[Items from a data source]
____

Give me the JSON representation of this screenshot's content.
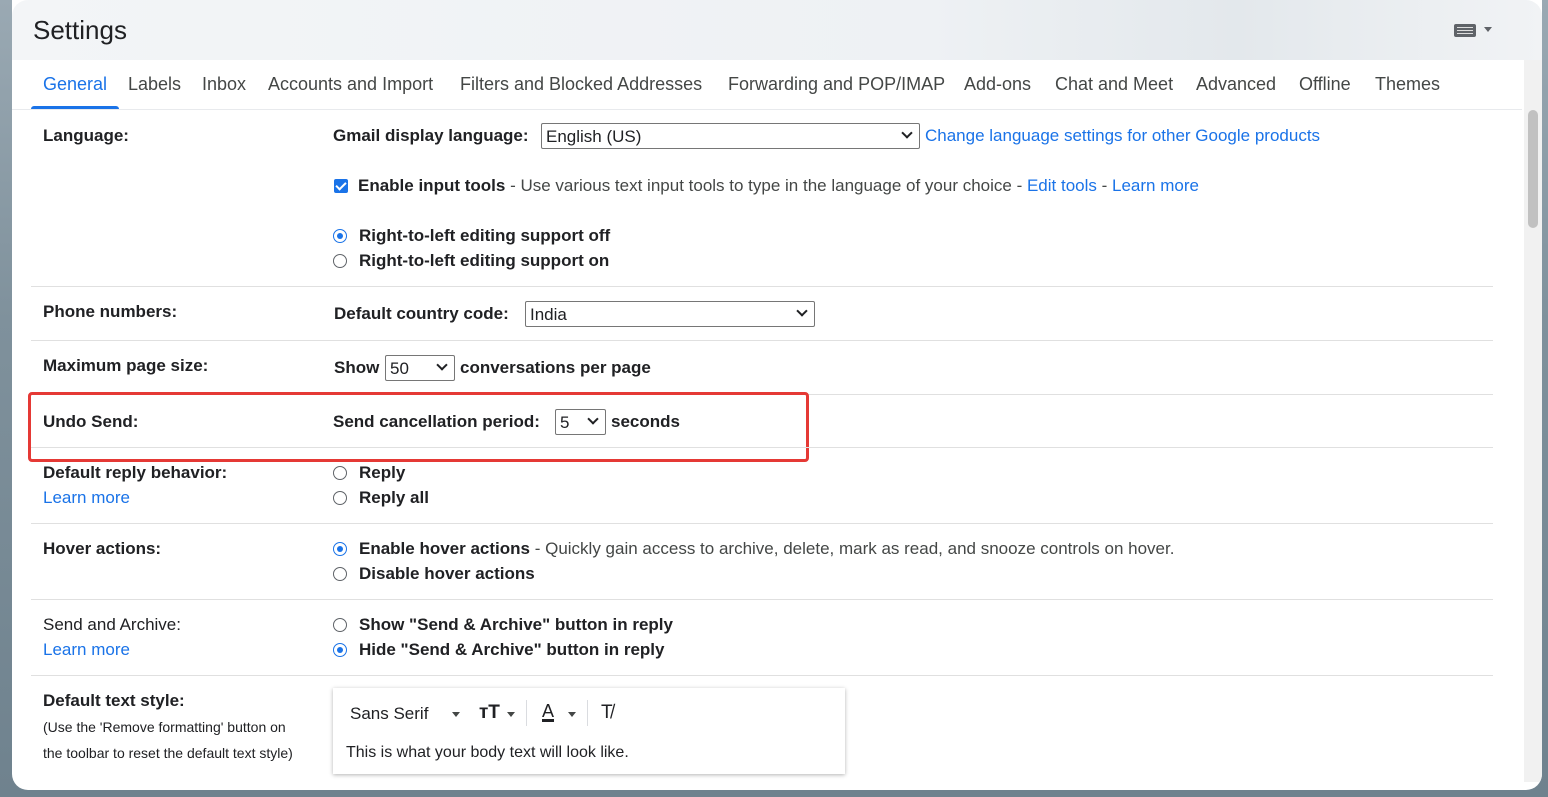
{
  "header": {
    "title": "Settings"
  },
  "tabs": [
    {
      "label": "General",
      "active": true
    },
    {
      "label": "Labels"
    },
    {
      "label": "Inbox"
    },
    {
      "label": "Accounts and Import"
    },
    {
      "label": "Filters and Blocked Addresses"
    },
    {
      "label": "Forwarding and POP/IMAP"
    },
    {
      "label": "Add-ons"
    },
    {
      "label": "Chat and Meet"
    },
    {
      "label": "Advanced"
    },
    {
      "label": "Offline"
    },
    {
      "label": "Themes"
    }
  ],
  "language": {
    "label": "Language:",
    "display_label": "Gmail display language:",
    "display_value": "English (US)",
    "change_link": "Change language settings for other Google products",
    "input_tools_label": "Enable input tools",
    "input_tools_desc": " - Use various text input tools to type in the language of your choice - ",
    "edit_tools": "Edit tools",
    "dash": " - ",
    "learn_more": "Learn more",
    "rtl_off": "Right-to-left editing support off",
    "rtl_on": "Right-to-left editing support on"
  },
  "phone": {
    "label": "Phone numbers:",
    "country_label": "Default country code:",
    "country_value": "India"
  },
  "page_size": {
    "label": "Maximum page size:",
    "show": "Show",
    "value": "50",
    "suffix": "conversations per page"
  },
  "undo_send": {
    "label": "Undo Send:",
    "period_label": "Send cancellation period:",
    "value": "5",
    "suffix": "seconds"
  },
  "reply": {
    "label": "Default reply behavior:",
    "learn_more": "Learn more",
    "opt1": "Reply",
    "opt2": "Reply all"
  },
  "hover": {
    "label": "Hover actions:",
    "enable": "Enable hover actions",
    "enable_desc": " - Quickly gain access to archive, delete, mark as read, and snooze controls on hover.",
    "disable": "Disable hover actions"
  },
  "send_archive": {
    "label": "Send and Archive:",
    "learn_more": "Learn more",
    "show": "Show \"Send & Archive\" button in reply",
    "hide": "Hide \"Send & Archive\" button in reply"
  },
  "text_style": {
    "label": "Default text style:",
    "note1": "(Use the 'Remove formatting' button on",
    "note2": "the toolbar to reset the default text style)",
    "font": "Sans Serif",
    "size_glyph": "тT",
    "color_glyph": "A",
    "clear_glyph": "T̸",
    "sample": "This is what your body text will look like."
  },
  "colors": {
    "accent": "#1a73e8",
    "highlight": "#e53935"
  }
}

____

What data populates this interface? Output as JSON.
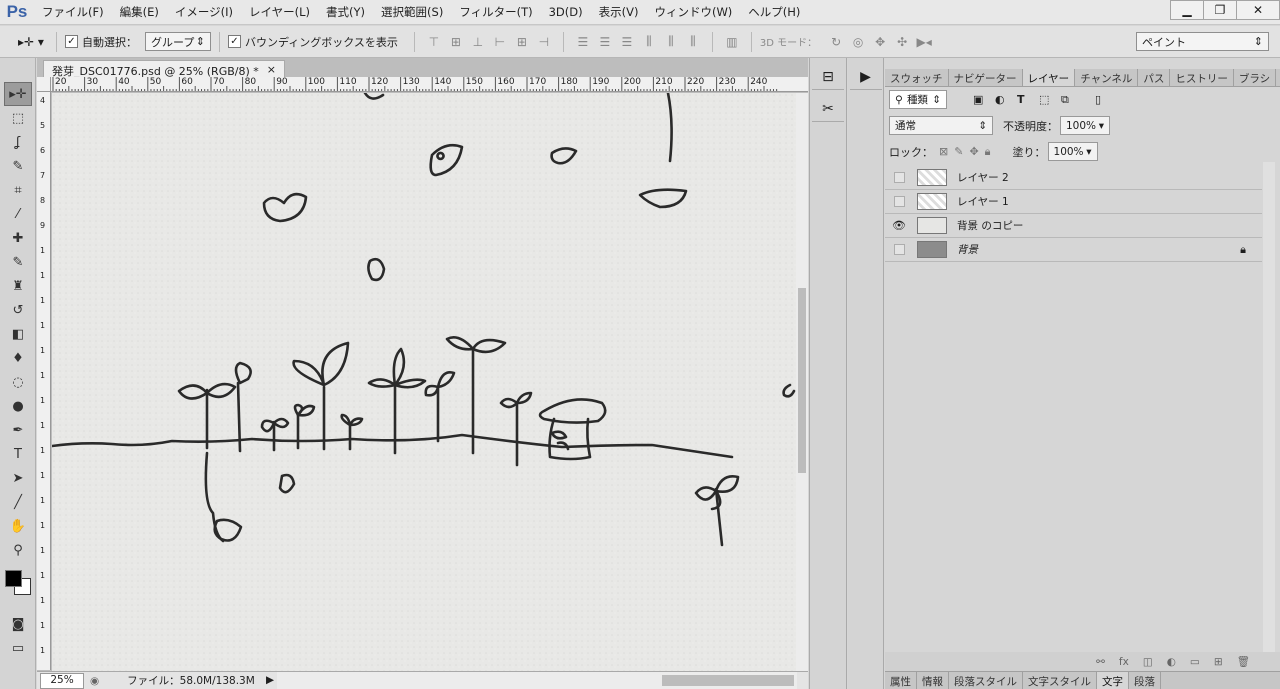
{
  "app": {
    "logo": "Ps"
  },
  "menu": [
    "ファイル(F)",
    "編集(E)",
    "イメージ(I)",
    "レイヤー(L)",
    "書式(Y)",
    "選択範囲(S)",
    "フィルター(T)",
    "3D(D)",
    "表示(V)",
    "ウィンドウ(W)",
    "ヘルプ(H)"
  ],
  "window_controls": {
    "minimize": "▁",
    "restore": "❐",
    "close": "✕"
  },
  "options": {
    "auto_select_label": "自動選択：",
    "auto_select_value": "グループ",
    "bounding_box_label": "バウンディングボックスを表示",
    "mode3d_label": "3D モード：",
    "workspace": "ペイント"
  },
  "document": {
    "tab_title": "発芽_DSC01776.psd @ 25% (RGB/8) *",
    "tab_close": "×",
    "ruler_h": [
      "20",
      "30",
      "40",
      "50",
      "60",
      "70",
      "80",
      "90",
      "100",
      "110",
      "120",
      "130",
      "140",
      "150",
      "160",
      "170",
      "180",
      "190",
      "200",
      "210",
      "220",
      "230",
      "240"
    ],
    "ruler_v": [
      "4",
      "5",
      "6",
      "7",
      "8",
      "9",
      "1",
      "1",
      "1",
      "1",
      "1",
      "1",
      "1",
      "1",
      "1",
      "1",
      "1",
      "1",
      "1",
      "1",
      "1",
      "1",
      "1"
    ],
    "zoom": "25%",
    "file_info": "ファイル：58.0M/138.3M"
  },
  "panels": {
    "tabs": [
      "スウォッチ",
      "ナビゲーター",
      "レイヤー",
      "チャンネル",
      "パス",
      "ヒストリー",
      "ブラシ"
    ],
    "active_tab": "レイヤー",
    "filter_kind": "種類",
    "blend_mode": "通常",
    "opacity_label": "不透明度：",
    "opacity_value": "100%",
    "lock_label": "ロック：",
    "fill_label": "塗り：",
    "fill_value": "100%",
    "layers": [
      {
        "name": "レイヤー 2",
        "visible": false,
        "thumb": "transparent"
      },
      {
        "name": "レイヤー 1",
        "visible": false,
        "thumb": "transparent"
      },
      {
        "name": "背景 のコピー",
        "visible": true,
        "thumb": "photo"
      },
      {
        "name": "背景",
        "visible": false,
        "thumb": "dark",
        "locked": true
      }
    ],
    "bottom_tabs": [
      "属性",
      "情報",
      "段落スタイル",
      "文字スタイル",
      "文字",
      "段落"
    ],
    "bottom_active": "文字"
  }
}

____

Exercise requirements
Only the number is wanted: how many lines in the preceding entries hold the string "tools"?

Full answer
3